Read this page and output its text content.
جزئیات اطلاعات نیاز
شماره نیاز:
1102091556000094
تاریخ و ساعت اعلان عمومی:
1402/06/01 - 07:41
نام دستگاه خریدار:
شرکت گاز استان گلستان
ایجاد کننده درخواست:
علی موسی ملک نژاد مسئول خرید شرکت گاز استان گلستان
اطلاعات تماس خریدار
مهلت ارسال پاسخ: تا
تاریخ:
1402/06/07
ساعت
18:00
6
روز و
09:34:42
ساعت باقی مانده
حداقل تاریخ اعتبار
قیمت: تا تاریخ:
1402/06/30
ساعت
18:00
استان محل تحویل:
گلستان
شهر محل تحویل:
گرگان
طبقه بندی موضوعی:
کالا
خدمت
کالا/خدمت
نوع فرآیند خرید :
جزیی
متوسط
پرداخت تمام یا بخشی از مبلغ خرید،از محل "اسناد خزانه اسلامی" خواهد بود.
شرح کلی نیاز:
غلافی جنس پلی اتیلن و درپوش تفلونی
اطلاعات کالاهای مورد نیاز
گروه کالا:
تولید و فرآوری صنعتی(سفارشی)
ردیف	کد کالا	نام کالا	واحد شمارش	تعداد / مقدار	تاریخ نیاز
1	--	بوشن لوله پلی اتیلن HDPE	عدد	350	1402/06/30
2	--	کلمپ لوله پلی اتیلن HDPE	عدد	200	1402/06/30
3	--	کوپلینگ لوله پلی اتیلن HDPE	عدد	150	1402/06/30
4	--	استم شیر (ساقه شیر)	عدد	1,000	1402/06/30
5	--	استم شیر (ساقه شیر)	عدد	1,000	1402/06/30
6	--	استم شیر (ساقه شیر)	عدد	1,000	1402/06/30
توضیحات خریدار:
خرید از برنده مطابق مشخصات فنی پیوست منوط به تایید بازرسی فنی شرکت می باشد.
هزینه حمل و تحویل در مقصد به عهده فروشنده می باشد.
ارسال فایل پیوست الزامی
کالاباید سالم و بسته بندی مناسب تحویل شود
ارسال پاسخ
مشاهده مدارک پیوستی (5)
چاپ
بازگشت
______
**STATED TASK**
All of the records must be repeated exactly.

**RESULT OF THE TASK**
Read this page and output its text content.
جزئیات اطلاعات نیاز
شماره نیاز:
1102091556000094
تاریخ و ساعت اعلان عمومی:
1402/06/01 - 07:41
نام دستگاه خریدار:
شرکت گاز استان گلستان
ایجاد کننده درخواست:
علی موسی ملک نژاد مسئول خرید شرکت گاز استان گلستان
اطلاعات تماس خریدار
مهلت ارسال پاسخ: تا
تاریخ:
1402/06/07
ساعت
18:00
6
روز و
09:34:42
ساعت باقی مانده
حداقل تاریخ اعتبار
قیمت: تا تاریخ:
1402/06/30
ساعت
18:00
استان محل تحویل:
گلستان
شهر محل تحویل:
گرگان
طبقه بندی موضوعی:
کالا
خدمت
کالا/خدمت
نوع فرآیند خرید :
جزیی
متوسط
پرداخت تمام یا بخشی از مبلغ خرید،از محل "اسناد خزانه اسلامی" خواهد بود.
شرح کلی نیاز:
غلافی جنس پلی اتیلن و درپوش تفلونی
اطلاعات کالاهای مورد نیاز
گروه کالا:
تولید و فرآوری صنعتی(سفارشی)
ردیف	کد کالا	نام کالا	واحد شمارش	تعداد / مقدار	تاریخ نیاز
1	--	بوشن لوله پلی اتیلن HDPE	عدد	350	1402/06/30
2	--	کلمپ لوله پلی اتیلن HDPE	عدد	200	1402/06/30
3	--	کوپلینگ لوله پلی اتیلن HDPE	عدد	150	1402/06/30
4	--	استم شیر (ساقه شیر)	عدد	1,000	1402/06/30
5	--	استم شیر (ساقه شیر)	عدد	1,000	1402/06/30
6	--	استم شیر (ساقه شیر)	عدد	1,000	1402/06/30
توضیحات خریدار:
خرید از برنده مطابق مشخصات فنی پیوست منوط به تایید بازرسی فنی شرکت می باشد.
هزینه حمل و تحویل در مقصد به عهده فروشنده می باشد.
ارسال فایل پیوست الزامی
کالاباید سالم و بسته بندی مناسب تحویل شود
ارسال پاسخ
مشاهده مدارک پیوستی (5)
چاپ
بازگشت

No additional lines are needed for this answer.